_Brief_
Your task is to locate every line holding the string "doba" and to copy each of them.

_The data_
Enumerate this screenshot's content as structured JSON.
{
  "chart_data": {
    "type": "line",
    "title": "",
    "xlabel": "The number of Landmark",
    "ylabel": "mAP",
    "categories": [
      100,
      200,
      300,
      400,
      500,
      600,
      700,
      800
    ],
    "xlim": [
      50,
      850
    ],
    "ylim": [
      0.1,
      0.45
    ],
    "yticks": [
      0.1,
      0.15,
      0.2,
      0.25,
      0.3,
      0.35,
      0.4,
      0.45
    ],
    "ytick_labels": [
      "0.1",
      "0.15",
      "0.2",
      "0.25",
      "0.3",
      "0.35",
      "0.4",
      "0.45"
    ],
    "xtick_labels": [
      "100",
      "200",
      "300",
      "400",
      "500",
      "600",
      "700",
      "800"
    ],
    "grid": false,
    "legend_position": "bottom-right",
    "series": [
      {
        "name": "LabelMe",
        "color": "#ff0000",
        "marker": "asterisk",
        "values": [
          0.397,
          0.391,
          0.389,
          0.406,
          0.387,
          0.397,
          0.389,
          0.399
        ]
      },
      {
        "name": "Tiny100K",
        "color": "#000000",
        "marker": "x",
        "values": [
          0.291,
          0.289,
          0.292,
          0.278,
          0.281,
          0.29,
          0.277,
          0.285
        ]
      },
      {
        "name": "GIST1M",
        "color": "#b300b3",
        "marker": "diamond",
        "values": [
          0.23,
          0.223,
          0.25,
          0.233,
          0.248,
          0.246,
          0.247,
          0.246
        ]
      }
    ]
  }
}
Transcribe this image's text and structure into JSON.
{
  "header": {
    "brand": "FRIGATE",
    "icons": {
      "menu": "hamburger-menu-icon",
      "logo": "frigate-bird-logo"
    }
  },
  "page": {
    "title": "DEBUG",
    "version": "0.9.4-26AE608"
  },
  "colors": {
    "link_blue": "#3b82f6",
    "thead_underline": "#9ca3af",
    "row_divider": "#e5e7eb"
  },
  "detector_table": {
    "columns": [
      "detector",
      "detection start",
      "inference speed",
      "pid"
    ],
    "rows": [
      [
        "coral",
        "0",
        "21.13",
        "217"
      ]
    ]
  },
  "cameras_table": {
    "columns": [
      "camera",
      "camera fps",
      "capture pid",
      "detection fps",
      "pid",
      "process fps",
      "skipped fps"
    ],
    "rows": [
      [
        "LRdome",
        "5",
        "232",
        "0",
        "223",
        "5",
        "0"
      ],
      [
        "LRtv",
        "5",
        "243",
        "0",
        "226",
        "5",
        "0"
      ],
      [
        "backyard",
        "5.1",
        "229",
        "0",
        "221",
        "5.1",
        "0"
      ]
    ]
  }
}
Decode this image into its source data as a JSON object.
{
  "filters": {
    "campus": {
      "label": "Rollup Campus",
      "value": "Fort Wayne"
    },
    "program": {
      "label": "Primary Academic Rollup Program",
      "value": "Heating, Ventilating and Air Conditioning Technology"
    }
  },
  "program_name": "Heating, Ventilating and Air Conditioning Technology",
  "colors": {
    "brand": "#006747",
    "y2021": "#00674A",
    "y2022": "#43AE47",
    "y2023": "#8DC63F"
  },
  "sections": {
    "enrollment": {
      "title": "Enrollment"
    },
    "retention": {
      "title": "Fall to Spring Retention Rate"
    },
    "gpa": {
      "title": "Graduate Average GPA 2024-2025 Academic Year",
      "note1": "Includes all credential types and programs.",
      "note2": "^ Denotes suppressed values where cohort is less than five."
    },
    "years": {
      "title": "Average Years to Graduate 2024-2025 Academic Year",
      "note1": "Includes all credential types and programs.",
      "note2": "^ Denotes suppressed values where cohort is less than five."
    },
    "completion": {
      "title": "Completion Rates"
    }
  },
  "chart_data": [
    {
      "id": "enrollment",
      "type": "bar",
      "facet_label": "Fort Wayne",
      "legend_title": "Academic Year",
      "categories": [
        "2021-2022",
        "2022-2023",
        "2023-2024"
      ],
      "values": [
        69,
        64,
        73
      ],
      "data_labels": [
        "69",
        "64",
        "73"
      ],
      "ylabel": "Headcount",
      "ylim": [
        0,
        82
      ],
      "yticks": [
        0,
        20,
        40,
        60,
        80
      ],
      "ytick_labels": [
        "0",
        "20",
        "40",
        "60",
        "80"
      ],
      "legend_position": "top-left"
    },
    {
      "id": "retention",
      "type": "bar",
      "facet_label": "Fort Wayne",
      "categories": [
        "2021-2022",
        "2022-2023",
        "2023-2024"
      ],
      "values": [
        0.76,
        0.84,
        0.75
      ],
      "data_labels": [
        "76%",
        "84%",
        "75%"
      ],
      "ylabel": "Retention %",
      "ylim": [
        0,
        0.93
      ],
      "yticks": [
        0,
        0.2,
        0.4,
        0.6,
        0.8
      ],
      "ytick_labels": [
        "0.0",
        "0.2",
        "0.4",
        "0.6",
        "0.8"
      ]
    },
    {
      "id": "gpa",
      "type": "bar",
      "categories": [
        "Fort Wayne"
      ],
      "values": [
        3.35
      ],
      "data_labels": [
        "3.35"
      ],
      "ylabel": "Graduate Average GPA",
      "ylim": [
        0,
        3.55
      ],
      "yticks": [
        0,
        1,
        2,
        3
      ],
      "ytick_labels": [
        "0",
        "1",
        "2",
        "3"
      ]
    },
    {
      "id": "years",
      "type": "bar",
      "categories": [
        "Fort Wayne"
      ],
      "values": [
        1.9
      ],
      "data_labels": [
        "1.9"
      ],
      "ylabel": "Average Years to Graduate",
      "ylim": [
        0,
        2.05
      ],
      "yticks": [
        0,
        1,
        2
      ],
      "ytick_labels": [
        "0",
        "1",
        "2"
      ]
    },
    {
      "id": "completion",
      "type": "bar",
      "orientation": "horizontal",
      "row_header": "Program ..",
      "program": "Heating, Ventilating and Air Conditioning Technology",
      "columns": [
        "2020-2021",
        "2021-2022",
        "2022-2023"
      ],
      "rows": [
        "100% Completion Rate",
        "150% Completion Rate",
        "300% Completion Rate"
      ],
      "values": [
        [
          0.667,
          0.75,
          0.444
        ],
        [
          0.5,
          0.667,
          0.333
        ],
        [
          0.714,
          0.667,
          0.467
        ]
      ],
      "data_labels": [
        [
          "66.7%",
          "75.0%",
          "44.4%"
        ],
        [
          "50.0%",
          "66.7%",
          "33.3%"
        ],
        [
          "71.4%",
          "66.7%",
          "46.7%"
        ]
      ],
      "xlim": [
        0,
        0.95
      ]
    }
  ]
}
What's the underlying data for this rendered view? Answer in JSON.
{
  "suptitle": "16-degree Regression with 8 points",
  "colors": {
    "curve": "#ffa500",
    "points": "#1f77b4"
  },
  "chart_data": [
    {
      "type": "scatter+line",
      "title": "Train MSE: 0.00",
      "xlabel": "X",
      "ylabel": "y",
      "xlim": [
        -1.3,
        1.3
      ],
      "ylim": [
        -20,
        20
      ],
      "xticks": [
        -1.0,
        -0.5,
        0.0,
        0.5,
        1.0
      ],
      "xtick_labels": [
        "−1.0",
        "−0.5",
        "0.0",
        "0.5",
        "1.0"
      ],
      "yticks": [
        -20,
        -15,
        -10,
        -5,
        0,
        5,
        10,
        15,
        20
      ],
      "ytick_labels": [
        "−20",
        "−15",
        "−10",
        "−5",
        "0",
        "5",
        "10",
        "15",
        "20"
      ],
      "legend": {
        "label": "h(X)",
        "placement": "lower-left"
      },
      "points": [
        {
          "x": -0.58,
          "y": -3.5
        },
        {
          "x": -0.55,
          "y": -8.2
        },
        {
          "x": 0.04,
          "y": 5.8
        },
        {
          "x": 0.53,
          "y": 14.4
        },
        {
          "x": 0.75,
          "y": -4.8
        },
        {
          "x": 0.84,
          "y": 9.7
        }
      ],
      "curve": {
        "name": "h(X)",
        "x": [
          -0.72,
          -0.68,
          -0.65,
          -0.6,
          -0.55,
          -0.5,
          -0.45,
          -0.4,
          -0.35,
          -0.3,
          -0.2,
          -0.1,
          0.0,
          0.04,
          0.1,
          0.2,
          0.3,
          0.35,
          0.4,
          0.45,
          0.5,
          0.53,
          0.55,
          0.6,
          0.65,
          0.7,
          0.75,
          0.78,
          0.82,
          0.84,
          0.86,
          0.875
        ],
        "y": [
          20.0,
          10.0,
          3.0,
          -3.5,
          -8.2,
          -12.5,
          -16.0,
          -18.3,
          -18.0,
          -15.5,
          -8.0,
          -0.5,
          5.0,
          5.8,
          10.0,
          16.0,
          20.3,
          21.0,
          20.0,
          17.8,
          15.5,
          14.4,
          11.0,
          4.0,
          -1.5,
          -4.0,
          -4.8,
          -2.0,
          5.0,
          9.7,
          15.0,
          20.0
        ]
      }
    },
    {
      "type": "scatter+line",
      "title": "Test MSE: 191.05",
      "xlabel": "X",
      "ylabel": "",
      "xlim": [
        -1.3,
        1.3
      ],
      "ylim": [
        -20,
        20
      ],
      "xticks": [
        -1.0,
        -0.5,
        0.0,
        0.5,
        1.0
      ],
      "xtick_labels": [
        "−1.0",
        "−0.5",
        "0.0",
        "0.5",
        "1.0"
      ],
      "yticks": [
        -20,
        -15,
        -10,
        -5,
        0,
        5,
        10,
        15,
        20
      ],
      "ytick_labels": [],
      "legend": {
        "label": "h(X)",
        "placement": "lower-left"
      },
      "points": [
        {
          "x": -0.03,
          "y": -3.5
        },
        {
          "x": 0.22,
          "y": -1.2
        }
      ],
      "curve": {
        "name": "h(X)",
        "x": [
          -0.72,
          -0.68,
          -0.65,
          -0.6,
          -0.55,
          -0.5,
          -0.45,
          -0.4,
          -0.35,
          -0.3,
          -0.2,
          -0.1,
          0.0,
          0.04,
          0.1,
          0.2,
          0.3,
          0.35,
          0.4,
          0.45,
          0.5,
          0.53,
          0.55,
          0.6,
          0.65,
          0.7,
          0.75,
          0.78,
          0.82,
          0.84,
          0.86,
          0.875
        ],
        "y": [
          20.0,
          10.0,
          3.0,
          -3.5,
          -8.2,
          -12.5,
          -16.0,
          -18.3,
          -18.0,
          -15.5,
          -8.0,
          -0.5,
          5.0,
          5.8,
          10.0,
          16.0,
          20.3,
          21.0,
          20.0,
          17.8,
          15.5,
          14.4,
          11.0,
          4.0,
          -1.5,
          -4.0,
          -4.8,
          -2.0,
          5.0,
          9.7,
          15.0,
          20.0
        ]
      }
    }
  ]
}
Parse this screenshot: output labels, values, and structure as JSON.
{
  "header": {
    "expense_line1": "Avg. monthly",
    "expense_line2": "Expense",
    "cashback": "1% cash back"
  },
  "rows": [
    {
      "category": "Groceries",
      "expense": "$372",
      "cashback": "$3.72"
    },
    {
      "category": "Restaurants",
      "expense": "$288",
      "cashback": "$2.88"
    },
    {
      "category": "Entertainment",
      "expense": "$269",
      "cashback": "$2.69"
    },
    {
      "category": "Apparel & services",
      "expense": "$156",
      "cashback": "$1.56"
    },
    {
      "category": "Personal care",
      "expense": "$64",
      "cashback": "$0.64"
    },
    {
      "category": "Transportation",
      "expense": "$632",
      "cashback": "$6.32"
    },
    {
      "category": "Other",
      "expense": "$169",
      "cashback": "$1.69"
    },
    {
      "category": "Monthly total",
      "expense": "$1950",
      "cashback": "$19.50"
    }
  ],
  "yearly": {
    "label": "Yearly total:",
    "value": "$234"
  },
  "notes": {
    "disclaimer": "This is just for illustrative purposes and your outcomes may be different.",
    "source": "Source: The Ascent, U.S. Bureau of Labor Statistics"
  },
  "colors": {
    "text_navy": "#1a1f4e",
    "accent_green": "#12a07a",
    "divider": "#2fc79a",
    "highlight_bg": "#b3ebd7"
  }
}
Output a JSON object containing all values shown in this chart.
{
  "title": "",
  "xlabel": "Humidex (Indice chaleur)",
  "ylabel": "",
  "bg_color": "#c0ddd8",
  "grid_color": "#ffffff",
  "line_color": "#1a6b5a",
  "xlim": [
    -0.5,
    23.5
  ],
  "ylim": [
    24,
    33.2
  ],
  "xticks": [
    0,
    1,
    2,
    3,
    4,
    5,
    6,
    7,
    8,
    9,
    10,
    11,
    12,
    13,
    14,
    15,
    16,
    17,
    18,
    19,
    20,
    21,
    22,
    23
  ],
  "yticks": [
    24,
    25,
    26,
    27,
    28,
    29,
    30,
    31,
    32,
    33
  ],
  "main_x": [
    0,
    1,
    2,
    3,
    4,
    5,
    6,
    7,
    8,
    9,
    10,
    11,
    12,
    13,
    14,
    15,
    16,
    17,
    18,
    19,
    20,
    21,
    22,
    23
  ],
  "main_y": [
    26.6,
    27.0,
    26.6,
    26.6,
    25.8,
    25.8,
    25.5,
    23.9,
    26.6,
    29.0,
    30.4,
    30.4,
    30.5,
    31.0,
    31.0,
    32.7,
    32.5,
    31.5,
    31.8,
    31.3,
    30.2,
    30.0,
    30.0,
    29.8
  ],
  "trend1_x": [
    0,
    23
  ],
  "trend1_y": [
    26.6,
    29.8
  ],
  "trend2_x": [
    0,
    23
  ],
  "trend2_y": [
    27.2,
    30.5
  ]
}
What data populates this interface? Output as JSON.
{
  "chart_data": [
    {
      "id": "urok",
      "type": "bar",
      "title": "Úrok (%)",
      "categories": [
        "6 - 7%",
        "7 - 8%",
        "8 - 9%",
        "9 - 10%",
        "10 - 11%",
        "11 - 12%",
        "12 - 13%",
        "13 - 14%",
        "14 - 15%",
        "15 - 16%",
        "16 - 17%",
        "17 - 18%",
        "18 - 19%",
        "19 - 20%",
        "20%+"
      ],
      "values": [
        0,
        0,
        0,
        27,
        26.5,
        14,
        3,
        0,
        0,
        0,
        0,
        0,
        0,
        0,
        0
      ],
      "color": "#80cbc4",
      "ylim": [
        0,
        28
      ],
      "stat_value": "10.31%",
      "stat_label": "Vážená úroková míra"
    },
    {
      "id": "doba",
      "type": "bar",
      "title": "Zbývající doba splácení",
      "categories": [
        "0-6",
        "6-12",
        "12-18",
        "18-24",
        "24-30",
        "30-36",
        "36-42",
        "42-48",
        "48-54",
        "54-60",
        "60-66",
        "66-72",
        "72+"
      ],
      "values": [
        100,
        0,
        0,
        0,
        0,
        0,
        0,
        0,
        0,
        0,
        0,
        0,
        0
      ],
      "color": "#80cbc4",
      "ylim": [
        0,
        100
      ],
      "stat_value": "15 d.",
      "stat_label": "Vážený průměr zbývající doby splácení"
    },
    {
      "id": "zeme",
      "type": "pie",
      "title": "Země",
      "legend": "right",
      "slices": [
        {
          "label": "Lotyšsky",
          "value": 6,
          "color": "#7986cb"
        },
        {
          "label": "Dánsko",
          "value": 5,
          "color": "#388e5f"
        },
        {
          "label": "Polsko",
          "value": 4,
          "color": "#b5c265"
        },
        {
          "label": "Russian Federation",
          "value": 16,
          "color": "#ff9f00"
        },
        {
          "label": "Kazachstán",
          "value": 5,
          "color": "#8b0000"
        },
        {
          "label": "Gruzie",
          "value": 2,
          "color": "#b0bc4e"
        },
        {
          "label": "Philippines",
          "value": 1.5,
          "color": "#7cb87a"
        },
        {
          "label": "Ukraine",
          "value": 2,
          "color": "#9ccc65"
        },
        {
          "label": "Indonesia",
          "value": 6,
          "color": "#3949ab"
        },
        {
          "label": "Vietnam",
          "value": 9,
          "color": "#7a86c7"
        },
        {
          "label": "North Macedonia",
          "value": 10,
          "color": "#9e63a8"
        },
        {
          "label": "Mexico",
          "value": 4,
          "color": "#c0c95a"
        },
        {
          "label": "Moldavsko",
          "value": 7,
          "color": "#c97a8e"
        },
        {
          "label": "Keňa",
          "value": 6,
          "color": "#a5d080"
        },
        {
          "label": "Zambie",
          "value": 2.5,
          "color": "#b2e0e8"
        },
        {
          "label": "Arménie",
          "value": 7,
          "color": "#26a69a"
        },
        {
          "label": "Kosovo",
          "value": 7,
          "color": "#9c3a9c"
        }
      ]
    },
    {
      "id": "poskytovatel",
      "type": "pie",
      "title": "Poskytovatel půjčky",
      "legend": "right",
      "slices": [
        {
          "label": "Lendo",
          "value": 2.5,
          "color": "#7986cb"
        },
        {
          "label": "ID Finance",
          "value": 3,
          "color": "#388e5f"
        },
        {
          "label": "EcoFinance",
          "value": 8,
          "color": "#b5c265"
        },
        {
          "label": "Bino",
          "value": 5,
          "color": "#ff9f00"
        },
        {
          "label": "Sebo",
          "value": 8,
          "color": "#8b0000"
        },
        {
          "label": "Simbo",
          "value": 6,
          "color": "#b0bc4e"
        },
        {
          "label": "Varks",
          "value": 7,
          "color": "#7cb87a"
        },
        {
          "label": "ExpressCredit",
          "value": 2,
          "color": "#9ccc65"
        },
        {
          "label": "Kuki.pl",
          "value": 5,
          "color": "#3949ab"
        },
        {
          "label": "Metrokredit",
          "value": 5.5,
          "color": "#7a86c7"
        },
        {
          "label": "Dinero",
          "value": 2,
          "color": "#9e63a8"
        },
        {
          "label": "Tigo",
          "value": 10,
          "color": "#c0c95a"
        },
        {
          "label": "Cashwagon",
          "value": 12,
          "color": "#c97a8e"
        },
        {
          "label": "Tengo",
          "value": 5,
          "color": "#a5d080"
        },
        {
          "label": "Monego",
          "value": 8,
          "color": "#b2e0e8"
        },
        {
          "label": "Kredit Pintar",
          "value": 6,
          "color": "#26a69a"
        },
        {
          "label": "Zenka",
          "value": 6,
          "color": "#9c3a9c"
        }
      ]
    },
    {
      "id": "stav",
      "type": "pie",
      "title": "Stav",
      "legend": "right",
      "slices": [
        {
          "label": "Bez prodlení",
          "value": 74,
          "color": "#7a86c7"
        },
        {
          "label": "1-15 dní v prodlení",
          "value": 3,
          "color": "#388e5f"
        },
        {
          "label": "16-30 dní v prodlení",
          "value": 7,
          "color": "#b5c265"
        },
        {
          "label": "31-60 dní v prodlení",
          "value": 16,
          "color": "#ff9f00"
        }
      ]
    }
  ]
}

_In response_
      "id": "doba",
      "title": "Zbývající doba splácení",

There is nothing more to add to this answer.